-- begin --

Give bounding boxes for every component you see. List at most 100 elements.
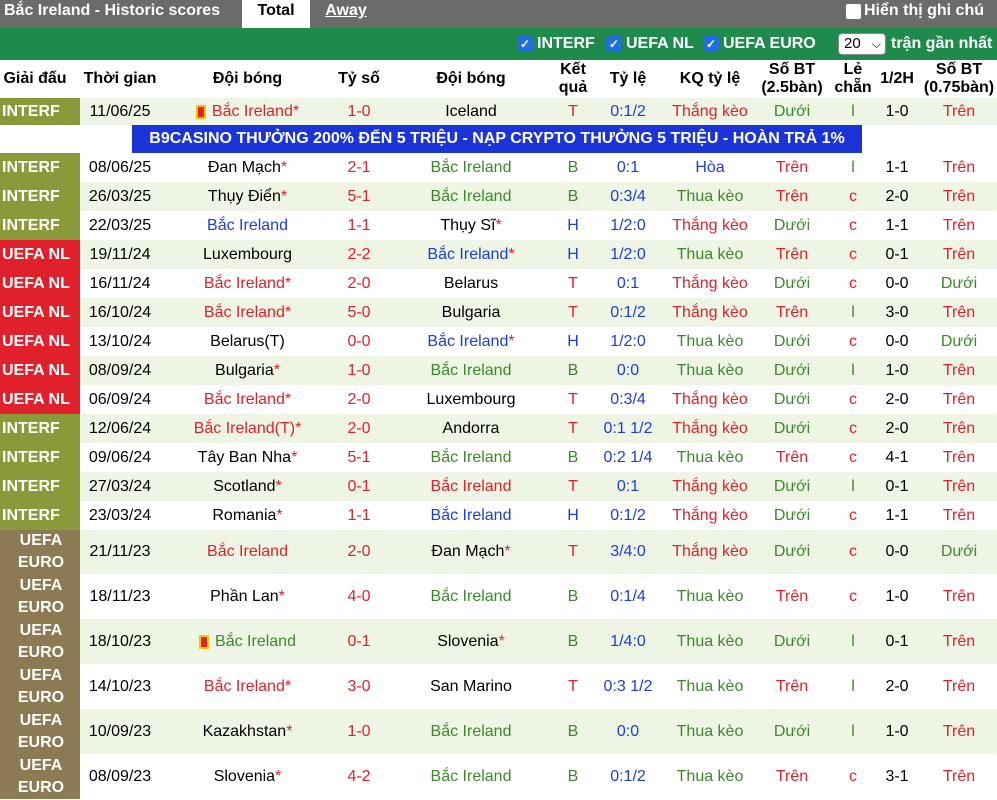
table-row[interactable]: INTERF 22/03/25 Bắc Ireland 1-1 Thụy Sĩ * H 1/2… [0, 211, 997, 240]
tab-total[interactable]: Total [242, 0, 310, 28]
table-row[interactable]: INTERF 11/06/25 Bắc Ireland * 1-0 Iceland T 0:1… [0, 98, 997, 125]
checkbox-icon[interactable] [846, 3, 861, 19]
away-team-name[interactable]: Luxembourg [427, 391, 516, 409]
tab-away[interactable]: Away [318, 0, 374, 28]
away-team-name[interactable]: Andorra [443, 420, 500, 438]
home-team-name[interactable]: Đan Mạch [208, 159, 281, 177]
home-team-name[interactable]: Tây Ban Nha [198, 449, 291, 467]
home-team-name[interactable]: Thụy Điển [208, 188, 281, 206]
competition-badge[interactable]: INTERF [0, 98, 80, 125]
match-score[interactable]: 0-0 [335, 327, 383, 356]
checkbox-checked-icon[interactable]: ✓ [703, 36, 719, 52]
away-team-name[interactable]: Bắc Ireland [431, 723, 512, 741]
home-team-name[interactable]: Bulgaria [215, 362, 274, 380]
table-row[interactable]: UEFA EURO 18/11/23 Phần Lan * 4-0 Bắc Ireland… [0, 574, 997, 619]
home-team[interactable]: Bulgaria * [160, 356, 335, 385]
away-team-name[interactable]: Iceland [445, 103, 497, 121]
home-team-name[interactable]: Romania [212, 507, 276, 525]
competition-badge[interactable]: UEFA EURO [0, 709, 80, 754]
table-row[interactable]: UEFA EURO 18/10/23 Bắc Ireland 0-1 Slovenia *… [0, 619, 997, 664]
away-team[interactable]: Thụy Sĩ * [383, 211, 559, 240]
away-team[interactable]: Bắc Ireland [383, 574, 559, 619]
filter-interf[interactable]: ✓ INTERF [517, 34, 595, 54]
competition-badge[interactable]: UEFA EURO [0, 664, 80, 709]
home-team[interactable]: Bắc Ireland * [160, 664, 335, 709]
home-team[interactable]: Scotland * [160, 472, 335, 501]
competition-badge[interactable]: UEFA EURO [0, 754, 80, 799]
home-team[interactable]: Bắc Ireland [160, 530, 335, 574]
checkbox-checked-icon[interactable]: ✓ [517, 36, 533, 52]
home-team-name[interactable]: Luxembourg [203, 246, 292, 264]
competition-badge[interactable]: UEFA EURO [0, 619, 80, 664]
match-score[interactable]: 2-2 [335, 240, 383, 269]
show-notes-toggle[interactable]: Hiển thị ghi chú [846, 1, 984, 21]
home-team[interactable]: Slovenia * [160, 754, 335, 799]
table-row[interactable]: UEFA NL 13/10/24 Belarus(T) 0-0 Bắc Ireland *… [0, 327, 997, 356]
promo-banner[interactable]: B9CASINO THƯỞNG 200% ĐẾN 5 TRIỆU - NẠP C… [132, 125, 862, 153]
match-score[interactable]: 2-1 [335, 153, 383, 182]
away-team[interactable]: Bắc Ireland * [383, 240, 559, 269]
home-team[interactable]: Romania * [160, 501, 335, 530]
match-score[interactable]: 2-0 [335, 269, 383, 298]
away-team[interactable]: Bắc Ireland [383, 501, 559, 530]
away-team[interactable]: Iceland [383, 98, 559, 125]
home-team-name[interactable]: Bắc Ireland [215, 633, 296, 651]
home-team[interactable]: Phần Lan * [160, 574, 335, 619]
competition-badge[interactable]: INTERF [0, 501, 80, 530]
home-team-name[interactable]: Slovenia [214, 768, 275, 786]
table-row[interactable]: UEFA EURO 10/09/23 Kazakhstan * 1-0 Bắc Irela… [0, 709, 997, 754]
home-team-name[interactable]: Bắc Ireland(T) [194, 420, 295, 438]
home-team-name[interactable]: Bắc Ireland [207, 217, 288, 235]
competition-badge[interactable]: UEFA NL [0, 269, 80, 298]
home-team[interactable]: Thụy Điển * [160, 182, 335, 211]
checkbox-checked-icon[interactable]: ✓ [606, 36, 622, 52]
match-score[interactable]: 1-0 [335, 709, 383, 754]
match-score[interactable]: 3-0 [335, 664, 383, 709]
match-score[interactable]: 5-1 [335, 443, 383, 472]
home-team[interactable]: Bắc Ireland * [160, 98, 335, 125]
away-team-name[interactable]: Bắc Ireland [427, 246, 508, 264]
away-team[interactable]: Bắc Ireland [383, 754, 559, 799]
table-row[interactable]: UEFA NL 16/11/24 Bắc Ireland * 2-0 Belarus T 0:… [0, 269, 997, 298]
match-score[interactable]: 0-1 [335, 472, 383, 501]
home-team[interactable]: Bắc Ireland * [160, 298, 335, 327]
away-team[interactable]: Bắc Ireland [383, 356, 559, 385]
table-row[interactable]: UEFA EURO 21/11/23 Bắc Ireland 2-0 Đan Mạch *… [0, 530, 997, 574]
away-team-name[interactable]: Đan Mạch [431, 543, 504, 561]
away-team-name[interactable]: Bắc Ireland [431, 188, 512, 206]
match-score[interactable]: 0-1 [335, 619, 383, 664]
match-score[interactable]: 2-0 [335, 414, 383, 443]
away-team-name[interactable]: Thụy Sĩ [440, 217, 495, 235]
filter-uefa-nl[interactable]: ✓ UEFA NL [606, 34, 694, 54]
match-score[interactable]: 1-1 [335, 501, 383, 530]
home-team[interactable]: Bắc Ireland [160, 619, 335, 664]
match-count-select[interactable]: 20 ⌵ [838, 33, 886, 55]
match-score[interactable]: 1-0 [335, 356, 383, 385]
home-team[interactable]: Bắc Ireland(T) * [160, 414, 335, 443]
away-team[interactable]: Belarus [383, 269, 559, 298]
competition-badge[interactable]: UEFA NL [0, 327, 80, 356]
home-team-name[interactable]: Bắc Ireland [204, 678, 285, 696]
table-row[interactable]: INTERF 08/06/25 Đan Mạch * 2-1 Bắc Ireland B 0:… [0, 153, 997, 182]
competition-badge[interactable]: UEFA NL [0, 240, 80, 269]
competition-badge[interactable]: INTERF [0, 182, 80, 211]
competition-badge[interactable]: INTERF [0, 472, 80, 501]
away-team[interactable]: Bulgaria [383, 298, 559, 327]
away-team-name[interactable]: Bắc Ireland [431, 478, 512, 496]
competition-badge[interactable]: UEFA NL [0, 298, 80, 327]
home-team[interactable]: Bắc Ireland [160, 211, 335, 240]
home-team[interactable]: Tây Ban Nha * [160, 443, 335, 472]
competition-badge[interactable]: UEFA EURO [0, 574, 80, 619]
away-team-name[interactable]: Bắc Ireland [431, 507, 512, 525]
away-team[interactable]: Bắc Ireland * [383, 327, 559, 356]
away-team[interactable]: Bắc Ireland [383, 153, 559, 182]
competition-badge[interactable]: UEFA NL [0, 385, 80, 414]
competition-badge[interactable]: UEFA NL [0, 356, 80, 385]
away-team-name[interactable]: Bắc Ireland [431, 588, 512, 606]
away-team[interactable]: Bắc Ireland [383, 182, 559, 211]
away-team-name[interactable]: Bắc Ireland [427, 333, 508, 351]
home-team-name[interactable]: Bắc Ireland [204, 304, 285, 322]
away-team[interactable]: Bắc Ireland [383, 709, 559, 754]
away-team-name[interactable]: San Marino [430, 678, 512, 696]
away-team[interactable]: Bắc Ireland [383, 472, 559, 501]
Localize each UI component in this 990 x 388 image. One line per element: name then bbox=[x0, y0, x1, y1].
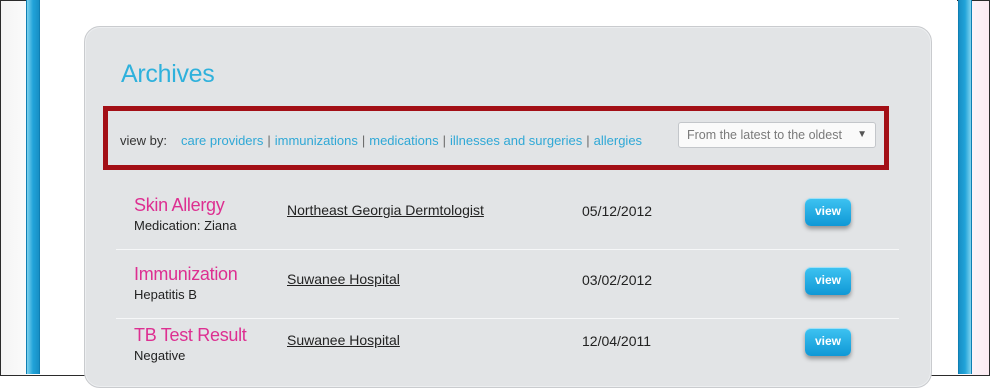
filter-allergies[interactable]: allergies bbox=[594, 133, 642, 148]
view-button[interactable]: view bbox=[805, 267, 851, 295]
record-provider-link[interactable]: Suwanee Hospital bbox=[287, 271, 400, 287]
separator: | bbox=[267, 133, 271, 148]
record-provider-link[interactable]: Suwanee Hospital bbox=[287, 332, 400, 348]
separator: | bbox=[361, 133, 366, 148]
filter-illnesses-and-surgeries[interactable]: illnesses and surgeries bbox=[450, 133, 582, 148]
record-title: Skin Allergy bbox=[134, 195, 225, 215]
table-row: Immunization Hepatitis B Suwanee Hospita… bbox=[116, 264, 899, 319]
filter-links: care providers | immunizations | medications… bbox=[181, 133, 642, 148]
record-date: 05/12/2012 bbox=[582, 203, 653, 219]
filter-care-providers[interactable]: care providers bbox=[181, 133, 263, 148]
record-title: TB Test Result bbox=[134, 325, 247, 345]
record-date: 12/04/2011 bbox=[582, 333, 652, 349]
record-provider-link[interactable]: Northeast Georgia Dermtologist bbox=[287, 202, 484, 218]
sort-selected-value: From the latest to the oldest bbox=[687, 128, 842, 142]
view-by-label: view by: bbox=[120, 133, 167, 148]
separator: | bbox=[442, 133, 447, 148]
sort-order-select[interactable]: From the latest to the oldest ▼ bbox=[678, 122, 876, 148]
left-decorative-bar bbox=[26, 0, 40, 374]
table-row: TB Test Result Negative Suwanee Hospital… bbox=[116, 325, 899, 379]
triangle-down-icon: ▼ bbox=[857, 129, 867, 140]
separator: | bbox=[586, 133, 590, 148]
record-subtitle: Negative bbox=[134, 348, 186, 363]
filter-medications[interactable]: medications bbox=[369, 133, 438, 148]
record-subtitle: Medication: Ziana bbox=[134, 218, 237, 233]
record-title: Immunization bbox=[134, 264, 238, 284]
record-date: 03/02/2012 bbox=[582, 272, 653, 288]
table-row: Skin Allergy Medication: Ziana Northeast… bbox=[116, 195, 899, 250]
right-decorative-bar bbox=[958, 0, 972, 374]
filter-immunizations[interactable]: immunizations bbox=[275, 133, 358, 148]
view-button[interactable]: view bbox=[805, 328, 851, 356]
view-button[interactable]: view bbox=[805, 198, 851, 226]
record-subtitle: Hepatitis B bbox=[134, 287, 197, 302]
page-title: Archives bbox=[121, 60, 215, 88]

-- end --

Echo the lines from the line with "table-row[interactable]: INTERF 22/03/25" up to and including the line with "tab-away[interactable]: Away [318, 0, 374, 28]".

table-row[interactable]: INTERF 22/03/25 Bắc Ireland 1-1 Thụy Sĩ * H 1/2… [0, 211, 997, 240]
tab-total[interactable]: Total [242, 0, 310, 28]
table-row[interactable]: INTERF 11/06/25 Bắc Ireland * 1-0 Iceland T 0:1… [0, 98, 997, 125]
checkbox-icon[interactable] [846, 3, 861, 19]
away-team-name[interactable]: Luxembourg [427, 391, 516, 409]
tab-away[interactable]: Away [318, 0, 374, 28]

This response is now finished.